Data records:
• • • • •

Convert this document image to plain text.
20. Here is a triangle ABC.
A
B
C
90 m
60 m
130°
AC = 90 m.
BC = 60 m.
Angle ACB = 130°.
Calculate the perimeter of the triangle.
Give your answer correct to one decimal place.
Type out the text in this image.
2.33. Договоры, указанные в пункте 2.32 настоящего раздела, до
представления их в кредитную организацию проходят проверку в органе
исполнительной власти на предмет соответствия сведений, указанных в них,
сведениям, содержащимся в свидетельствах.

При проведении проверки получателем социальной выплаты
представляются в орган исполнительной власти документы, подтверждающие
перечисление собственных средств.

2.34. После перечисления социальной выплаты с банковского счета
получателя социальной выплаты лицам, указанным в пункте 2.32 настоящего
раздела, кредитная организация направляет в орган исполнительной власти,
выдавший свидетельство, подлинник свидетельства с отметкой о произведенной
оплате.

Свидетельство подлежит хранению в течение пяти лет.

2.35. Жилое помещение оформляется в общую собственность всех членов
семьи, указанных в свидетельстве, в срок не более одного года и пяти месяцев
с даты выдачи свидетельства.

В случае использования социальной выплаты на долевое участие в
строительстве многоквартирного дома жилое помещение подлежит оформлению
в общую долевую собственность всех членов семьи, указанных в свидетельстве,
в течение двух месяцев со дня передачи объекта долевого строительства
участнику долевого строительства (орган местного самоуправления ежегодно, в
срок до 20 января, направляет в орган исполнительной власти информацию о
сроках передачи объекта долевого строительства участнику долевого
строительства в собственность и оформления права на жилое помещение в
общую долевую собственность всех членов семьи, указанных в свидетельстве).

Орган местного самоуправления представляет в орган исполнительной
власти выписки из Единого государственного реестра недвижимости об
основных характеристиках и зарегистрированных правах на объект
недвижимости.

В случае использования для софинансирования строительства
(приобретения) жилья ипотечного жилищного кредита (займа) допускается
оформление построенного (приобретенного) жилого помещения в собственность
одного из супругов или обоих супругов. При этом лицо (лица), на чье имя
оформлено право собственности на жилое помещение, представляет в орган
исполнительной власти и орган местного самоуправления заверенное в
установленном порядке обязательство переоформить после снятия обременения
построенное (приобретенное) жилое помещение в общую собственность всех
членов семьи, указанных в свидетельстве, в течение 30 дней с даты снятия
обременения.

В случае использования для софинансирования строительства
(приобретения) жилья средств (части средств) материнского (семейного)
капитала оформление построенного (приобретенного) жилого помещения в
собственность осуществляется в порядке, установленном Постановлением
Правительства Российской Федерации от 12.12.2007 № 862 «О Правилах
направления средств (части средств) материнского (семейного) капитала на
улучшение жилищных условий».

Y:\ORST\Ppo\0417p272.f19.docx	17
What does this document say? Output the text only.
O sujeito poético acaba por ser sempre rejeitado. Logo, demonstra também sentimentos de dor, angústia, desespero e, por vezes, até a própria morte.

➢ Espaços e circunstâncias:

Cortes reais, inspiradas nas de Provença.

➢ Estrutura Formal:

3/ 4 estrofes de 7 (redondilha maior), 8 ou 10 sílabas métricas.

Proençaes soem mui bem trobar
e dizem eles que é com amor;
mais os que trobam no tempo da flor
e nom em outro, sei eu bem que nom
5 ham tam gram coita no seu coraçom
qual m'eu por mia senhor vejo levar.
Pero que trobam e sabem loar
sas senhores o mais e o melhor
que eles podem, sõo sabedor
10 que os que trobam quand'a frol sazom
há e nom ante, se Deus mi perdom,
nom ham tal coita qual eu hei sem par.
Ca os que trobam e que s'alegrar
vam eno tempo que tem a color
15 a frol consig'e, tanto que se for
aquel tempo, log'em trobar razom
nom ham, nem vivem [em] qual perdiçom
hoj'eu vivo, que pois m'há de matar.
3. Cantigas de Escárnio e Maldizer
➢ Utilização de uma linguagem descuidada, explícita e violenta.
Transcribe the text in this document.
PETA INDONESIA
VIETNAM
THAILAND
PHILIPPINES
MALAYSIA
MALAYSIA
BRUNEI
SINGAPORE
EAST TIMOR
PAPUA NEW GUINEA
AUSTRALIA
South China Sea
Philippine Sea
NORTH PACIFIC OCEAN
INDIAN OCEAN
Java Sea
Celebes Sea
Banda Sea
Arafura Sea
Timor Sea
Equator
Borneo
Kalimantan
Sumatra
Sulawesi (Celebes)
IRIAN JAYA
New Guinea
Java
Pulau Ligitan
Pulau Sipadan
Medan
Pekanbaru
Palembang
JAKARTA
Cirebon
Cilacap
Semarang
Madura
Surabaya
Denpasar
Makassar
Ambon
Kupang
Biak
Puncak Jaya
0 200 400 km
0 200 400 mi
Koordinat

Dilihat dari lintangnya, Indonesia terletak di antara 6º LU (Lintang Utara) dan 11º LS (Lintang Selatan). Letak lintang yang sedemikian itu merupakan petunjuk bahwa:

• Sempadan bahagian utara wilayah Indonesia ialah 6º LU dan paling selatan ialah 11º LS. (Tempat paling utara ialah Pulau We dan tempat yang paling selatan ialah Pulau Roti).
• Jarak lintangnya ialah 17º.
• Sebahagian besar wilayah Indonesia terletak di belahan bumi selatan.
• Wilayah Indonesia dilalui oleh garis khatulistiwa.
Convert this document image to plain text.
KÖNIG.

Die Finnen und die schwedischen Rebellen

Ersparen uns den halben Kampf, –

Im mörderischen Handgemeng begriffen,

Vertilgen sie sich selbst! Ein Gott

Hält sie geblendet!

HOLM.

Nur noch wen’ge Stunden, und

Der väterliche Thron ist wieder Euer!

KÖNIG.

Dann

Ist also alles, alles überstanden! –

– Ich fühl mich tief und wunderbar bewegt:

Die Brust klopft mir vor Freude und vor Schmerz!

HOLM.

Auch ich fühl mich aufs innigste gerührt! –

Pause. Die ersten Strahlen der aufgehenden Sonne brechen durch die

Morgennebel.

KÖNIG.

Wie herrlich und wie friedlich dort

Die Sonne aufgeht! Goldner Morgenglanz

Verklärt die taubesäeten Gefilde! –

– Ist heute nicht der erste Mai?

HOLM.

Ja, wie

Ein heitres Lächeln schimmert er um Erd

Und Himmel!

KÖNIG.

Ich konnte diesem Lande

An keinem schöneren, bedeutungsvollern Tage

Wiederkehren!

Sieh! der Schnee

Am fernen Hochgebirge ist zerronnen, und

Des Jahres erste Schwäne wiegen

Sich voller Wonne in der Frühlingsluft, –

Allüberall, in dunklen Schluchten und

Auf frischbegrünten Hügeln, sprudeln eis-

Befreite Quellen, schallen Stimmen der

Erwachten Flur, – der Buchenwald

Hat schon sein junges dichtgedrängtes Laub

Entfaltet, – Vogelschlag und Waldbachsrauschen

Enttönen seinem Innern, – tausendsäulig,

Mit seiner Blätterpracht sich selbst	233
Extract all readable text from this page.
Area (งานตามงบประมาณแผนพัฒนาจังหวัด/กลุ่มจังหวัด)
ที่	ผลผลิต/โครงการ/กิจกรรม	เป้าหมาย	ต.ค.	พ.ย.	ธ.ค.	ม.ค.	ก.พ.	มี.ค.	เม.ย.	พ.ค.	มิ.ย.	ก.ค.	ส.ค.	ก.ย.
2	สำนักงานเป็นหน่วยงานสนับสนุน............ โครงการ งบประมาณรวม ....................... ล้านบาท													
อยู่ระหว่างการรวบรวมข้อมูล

• • • • •

### What to work on
Select and copy every line of the listing with the word "Pulau".

### Final result
Pulau Ligitan
Pulau Sipadan
• Sempadan bahagian utara wilayah Indonesia ialah 6º LU dan paling selatan ialah 11º LS. (Tempat paling utara ialah Pulau We dan tempat yang paling selatan ialah Pulau Roti).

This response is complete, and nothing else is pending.